──────── Records provided ────────

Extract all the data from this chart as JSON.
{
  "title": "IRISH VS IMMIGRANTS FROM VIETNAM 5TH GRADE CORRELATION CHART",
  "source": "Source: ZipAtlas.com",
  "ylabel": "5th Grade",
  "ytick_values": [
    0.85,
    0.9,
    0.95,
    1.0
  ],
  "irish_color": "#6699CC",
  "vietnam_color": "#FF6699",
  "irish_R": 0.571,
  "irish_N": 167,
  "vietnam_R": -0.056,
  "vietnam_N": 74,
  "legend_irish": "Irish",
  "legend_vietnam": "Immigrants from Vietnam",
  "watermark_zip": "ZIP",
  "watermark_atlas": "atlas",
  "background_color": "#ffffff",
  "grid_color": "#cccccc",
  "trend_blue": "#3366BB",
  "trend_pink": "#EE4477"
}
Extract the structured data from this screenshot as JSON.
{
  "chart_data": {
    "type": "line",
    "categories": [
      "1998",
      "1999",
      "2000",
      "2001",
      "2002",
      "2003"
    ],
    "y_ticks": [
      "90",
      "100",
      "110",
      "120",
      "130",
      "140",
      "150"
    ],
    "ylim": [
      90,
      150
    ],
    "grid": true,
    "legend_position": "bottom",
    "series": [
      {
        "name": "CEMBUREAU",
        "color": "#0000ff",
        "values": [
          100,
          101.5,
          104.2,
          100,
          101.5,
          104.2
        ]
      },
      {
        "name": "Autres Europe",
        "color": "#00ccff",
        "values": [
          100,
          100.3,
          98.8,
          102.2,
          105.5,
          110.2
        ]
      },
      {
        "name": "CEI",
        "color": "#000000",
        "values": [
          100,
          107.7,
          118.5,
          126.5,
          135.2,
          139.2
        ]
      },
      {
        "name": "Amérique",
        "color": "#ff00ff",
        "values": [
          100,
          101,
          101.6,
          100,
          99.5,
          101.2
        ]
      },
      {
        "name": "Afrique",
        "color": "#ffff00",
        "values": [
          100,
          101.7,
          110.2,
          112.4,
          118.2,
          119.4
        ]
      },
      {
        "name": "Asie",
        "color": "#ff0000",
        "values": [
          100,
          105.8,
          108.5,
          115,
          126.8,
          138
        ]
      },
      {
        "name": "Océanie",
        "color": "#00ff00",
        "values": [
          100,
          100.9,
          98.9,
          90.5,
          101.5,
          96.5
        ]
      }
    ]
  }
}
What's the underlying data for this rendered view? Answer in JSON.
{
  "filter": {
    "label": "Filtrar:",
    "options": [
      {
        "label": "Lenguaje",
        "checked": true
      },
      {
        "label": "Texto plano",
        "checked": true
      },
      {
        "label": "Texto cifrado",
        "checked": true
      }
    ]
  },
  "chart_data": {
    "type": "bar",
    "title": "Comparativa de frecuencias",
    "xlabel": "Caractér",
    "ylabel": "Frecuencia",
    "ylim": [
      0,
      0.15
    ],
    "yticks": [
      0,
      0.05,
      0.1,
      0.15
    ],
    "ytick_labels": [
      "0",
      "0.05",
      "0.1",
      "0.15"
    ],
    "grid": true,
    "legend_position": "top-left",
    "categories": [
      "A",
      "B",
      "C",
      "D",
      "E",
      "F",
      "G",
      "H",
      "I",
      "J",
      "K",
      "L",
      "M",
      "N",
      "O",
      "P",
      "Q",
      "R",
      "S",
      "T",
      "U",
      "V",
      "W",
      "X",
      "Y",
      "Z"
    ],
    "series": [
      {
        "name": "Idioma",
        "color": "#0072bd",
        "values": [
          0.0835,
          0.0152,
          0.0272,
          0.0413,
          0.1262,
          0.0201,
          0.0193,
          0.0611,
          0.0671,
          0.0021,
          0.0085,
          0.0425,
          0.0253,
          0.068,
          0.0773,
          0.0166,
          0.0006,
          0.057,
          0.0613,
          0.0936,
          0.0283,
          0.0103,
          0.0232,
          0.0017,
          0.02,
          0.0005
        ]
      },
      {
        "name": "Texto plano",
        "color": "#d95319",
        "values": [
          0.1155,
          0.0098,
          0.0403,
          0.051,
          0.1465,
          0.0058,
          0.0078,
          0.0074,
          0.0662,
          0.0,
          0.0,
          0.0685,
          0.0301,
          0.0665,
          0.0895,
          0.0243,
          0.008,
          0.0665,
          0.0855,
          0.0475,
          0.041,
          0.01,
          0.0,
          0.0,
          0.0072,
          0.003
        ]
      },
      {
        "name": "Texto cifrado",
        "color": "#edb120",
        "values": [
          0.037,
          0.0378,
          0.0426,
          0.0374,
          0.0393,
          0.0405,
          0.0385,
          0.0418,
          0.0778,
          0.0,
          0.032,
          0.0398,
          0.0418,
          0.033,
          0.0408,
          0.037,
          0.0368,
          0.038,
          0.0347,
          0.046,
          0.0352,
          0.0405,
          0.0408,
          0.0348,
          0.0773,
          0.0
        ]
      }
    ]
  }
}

────────

* **Task to carry out**:
Lines containing the word "title" must all be returned from the material above.

* **Result of this task**:
  "title": "IRISH VS IMMIGRANTS FROM VIETNAM 5TH GRADE CORRELATION CHART",
    "title": "Comparativa de frecuencias",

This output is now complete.